### EXERCISE:
Copy every line of the material below without changing a single character.

_ _ _ _ _

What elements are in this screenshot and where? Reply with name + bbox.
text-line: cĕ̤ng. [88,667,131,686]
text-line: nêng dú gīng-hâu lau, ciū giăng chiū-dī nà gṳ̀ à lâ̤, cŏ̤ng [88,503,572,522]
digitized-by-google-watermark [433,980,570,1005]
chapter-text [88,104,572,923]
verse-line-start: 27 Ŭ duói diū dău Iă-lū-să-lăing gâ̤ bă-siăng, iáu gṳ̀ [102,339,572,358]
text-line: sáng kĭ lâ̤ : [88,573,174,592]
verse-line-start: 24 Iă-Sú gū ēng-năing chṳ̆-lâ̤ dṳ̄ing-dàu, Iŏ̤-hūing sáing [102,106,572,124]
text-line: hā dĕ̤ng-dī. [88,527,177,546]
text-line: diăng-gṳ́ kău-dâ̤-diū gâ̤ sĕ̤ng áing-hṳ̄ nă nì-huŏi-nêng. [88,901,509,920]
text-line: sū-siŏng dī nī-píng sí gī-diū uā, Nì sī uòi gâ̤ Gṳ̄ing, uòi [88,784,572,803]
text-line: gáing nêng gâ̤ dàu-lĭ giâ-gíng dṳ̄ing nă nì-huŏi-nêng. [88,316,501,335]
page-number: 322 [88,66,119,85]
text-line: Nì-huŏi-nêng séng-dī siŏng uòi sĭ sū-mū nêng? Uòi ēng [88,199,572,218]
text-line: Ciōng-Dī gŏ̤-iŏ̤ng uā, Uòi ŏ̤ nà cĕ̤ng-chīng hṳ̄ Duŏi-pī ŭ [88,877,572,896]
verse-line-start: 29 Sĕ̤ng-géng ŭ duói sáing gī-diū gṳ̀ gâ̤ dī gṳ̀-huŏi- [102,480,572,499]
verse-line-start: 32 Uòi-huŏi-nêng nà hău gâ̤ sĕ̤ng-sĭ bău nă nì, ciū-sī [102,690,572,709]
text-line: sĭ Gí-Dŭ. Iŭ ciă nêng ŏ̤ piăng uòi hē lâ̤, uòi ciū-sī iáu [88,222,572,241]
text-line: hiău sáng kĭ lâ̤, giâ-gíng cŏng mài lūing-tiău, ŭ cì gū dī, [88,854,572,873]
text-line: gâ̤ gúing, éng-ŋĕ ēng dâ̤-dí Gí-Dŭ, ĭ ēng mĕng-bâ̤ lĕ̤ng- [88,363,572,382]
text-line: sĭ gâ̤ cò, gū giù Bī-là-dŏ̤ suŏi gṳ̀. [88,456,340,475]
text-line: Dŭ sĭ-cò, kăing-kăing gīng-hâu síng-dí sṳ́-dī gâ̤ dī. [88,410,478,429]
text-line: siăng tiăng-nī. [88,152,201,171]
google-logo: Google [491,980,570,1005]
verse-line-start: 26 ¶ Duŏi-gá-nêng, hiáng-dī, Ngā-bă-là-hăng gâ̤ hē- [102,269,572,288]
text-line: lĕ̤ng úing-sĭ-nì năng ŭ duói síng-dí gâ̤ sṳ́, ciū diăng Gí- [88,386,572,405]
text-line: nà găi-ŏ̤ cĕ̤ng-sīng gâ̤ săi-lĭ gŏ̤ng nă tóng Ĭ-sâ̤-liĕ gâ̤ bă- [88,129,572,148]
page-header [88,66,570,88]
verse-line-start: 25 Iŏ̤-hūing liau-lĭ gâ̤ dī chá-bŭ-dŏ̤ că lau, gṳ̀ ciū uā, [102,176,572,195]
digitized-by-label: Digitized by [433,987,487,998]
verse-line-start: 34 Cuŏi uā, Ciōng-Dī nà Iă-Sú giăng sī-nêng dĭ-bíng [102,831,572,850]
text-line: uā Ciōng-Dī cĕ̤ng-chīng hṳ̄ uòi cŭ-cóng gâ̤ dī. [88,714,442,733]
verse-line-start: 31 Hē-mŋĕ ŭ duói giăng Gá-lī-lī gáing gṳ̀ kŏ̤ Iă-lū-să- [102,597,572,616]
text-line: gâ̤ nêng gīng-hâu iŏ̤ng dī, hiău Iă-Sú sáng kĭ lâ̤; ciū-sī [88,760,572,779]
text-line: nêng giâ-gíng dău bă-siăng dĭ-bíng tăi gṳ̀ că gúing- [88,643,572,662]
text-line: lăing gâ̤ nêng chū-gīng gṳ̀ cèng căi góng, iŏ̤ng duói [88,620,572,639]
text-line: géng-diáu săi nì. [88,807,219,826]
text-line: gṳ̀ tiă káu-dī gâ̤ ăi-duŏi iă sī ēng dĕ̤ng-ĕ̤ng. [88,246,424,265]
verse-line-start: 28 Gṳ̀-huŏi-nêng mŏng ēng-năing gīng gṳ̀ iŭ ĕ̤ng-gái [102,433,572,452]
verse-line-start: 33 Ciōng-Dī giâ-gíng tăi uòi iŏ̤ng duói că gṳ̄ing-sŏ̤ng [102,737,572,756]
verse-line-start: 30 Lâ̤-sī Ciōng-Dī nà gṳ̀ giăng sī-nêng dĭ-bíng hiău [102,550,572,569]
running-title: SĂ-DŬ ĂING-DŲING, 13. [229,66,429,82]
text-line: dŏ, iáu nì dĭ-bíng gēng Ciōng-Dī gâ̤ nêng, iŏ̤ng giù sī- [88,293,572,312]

_ _ _ _ _

### SOLUTION TO THIS EXERCISE:
What elements are in this screenshot and where? Reply with name + bbox.
text-line: cĕ̤ng. [88,667,131,686]
text-line: nêng dú gīng-hâu lau, ciū giăng chiū-dī nà gṳ̀ à lâ̤, cŏ̤ng [88,503,572,522]
digitized-by-google-watermark [433,980,570,1005]
chapter-text [88,104,572,923]
verse-line-start: 27 Ŭ duói diū dău Iă-lū-să-lăing gâ̤ bă-siăng, iáu gṳ̀ [102,339,572,358]
text-line: sáng kĭ lâ̤ : [88,573,174,592]
verse-line-start: 24 Iă-Sú gū ēng-năing chṳ̆-lâ̤ dṳ̄ing-dàu, Iŏ̤-hūing sáing [102,106,572,124]
text-line: hā dĕ̤ng-dī. [88,527,177,546]
text-line: diăng-gṳ́ kău-dâ̤-diū gâ̤ sĕ̤ng áing-hṳ̄ nă nì-huŏi-nêng. [88,901,509,920]
text-line: sū-siŏng dī nī-píng sí gī-diū uā, Nì sī uòi gâ̤ Gṳ̄ing, uòi [88,784,572,803]
text-line: gáing nêng gâ̤ dàu-lĭ giâ-gíng dṳ̄ing nă nì-huŏi-nêng. [88,316,501,335]
page-number: 322 [88,66,119,85]
text-line: Nì-huŏi-nêng séng-dī siŏng uòi sĭ sū-mū nêng? Uòi ēng [88,199,572,218]
text-line: Ciōng-Dī gŏ̤-iŏ̤ng uā, Uòi ŏ̤ nà cĕ̤ng-chīng hṳ̄ Duŏi-pī ŭ [88,877,572,896]
verse-line-start: 29 Sĕ̤ng-géng ŭ duói sáing gī-diū gṳ̀ gâ̤ dī gṳ̀-huŏi- [102,480,572,499]
verse-line-start: 32 Uòi-huŏi-nêng nà hău gâ̤ sĕ̤ng-sĭ bău nă nì, ciū-sī [102,690,572,709]
text-line: sĭ Gí-Dŭ. Iŭ ciă nêng ŏ̤ piăng uòi hē lâ̤, uòi ciū-sī iáu [88,222,572,241]
text-line: hiău sáng kĭ lâ̤, giâ-gíng cŏng mài lūing-tiău, ŭ cì gū dī, [88,854,572,873]
text-line: gâ̤ gúing, éng-ŋĕ ēng dâ̤-dí Gí-Dŭ, ĭ ēng mĕng-bâ̤ lĕ̤ng- [88,363,572,382]
text-line: sĭ gâ̤ cò, gū giù Bī-là-dŏ̤ suŏi gṳ̀. [88,456,340,475]
text-line: Dŭ sĭ-cò, kăing-kăing gīng-hâu síng-dí sṳ́-dī gâ̤ dī. [88,410,478,429]
text-line: siăng tiăng-nī. [88,152,201,171]
google-logo: Google [491,980,570,1005]
verse-line-start: 26 ¶ Duŏi-gá-nêng, hiáng-dī, Ngā-bă-là-hăng gâ̤ hē- [102,269,572,288]
text-line: lĕ̤ng úing-sĭ-nì năng ŭ duói síng-dí gâ̤ sṳ́, ciū diăng Gí- [88,386,572,405]
text-line: nà găi-ŏ̤ cĕ̤ng-sīng gâ̤ săi-lĭ gŏ̤ng nă tóng Ĭ-sâ̤-liĕ gâ̤ bă- [88,129,572,148]
page-header [88,66,570,88]
verse-line-start: 25 Iŏ̤-hūing liau-lĭ gâ̤ dī chá-bŭ-dŏ̤ că lau, gṳ̀ ciū uā, [102,176,572,195]
digitized-by-label: Digitized by [433,987,487,998]
verse-line-start: 34 Cuŏi uā, Ciōng-Dī nà Iă-Sú giăng sī-nêng dĭ-bíng [102,831,572,850]
text-line: uā Ciōng-Dī cĕ̤ng-chīng hṳ̄ uòi cŭ-cóng gâ̤ dī. [88,714,442,733]
verse-line-start: 31 Hē-mŋĕ ŭ duói giăng Gá-lī-lī gáing gṳ̀ kŏ̤ Iă-lū-să- [102,597,572,616]
text-line: gâ̤ nêng gīng-hâu iŏ̤ng dī, hiău Iă-Sú sáng kĭ lâ̤; ciū-sī [88,760,572,779]
text-line: nêng giâ-gíng dău bă-siăng dĭ-bíng tăi gṳ̀ că gúing- [88,643,572,662]
text-line: lăing gâ̤ nêng chū-gīng gṳ̀ cèng căi góng, iŏ̤ng duói [88,620,572,639]
text-line: géng-diáu săi nì. [88,807,219,826]
text-line: gṳ̀ tiă káu-dī gâ̤ ăi-duŏi iă sī ēng dĕ̤ng-ĕ̤ng. [88,246,424,265]
verse-line-start: 28 Gṳ̀-huŏi-nêng mŏng ēng-năing gīng gṳ̀ iŭ ĕ̤ng-gái [102,433,572,452]
verse-line-start: 33 Ciōng-Dī giâ-gíng tăi uòi iŏ̤ng duói că gṳ̄ing-sŏ̤ng [102,737,572,756]
verse-line-start: 30 Lâ̤-sī Ciōng-Dī nà gṳ̀ giăng sī-nêng dĭ-bíng hiău [102,550,572,569]
running-title: SĂ-DŬ ĂING-DŲING, 13. [229,66,429,82]
text-line: dŏ, iáu nì dĭ-bíng gēng Ciōng-Dī gâ̤ nêng, iŏ̤ng giù sī- [88,293,572,312]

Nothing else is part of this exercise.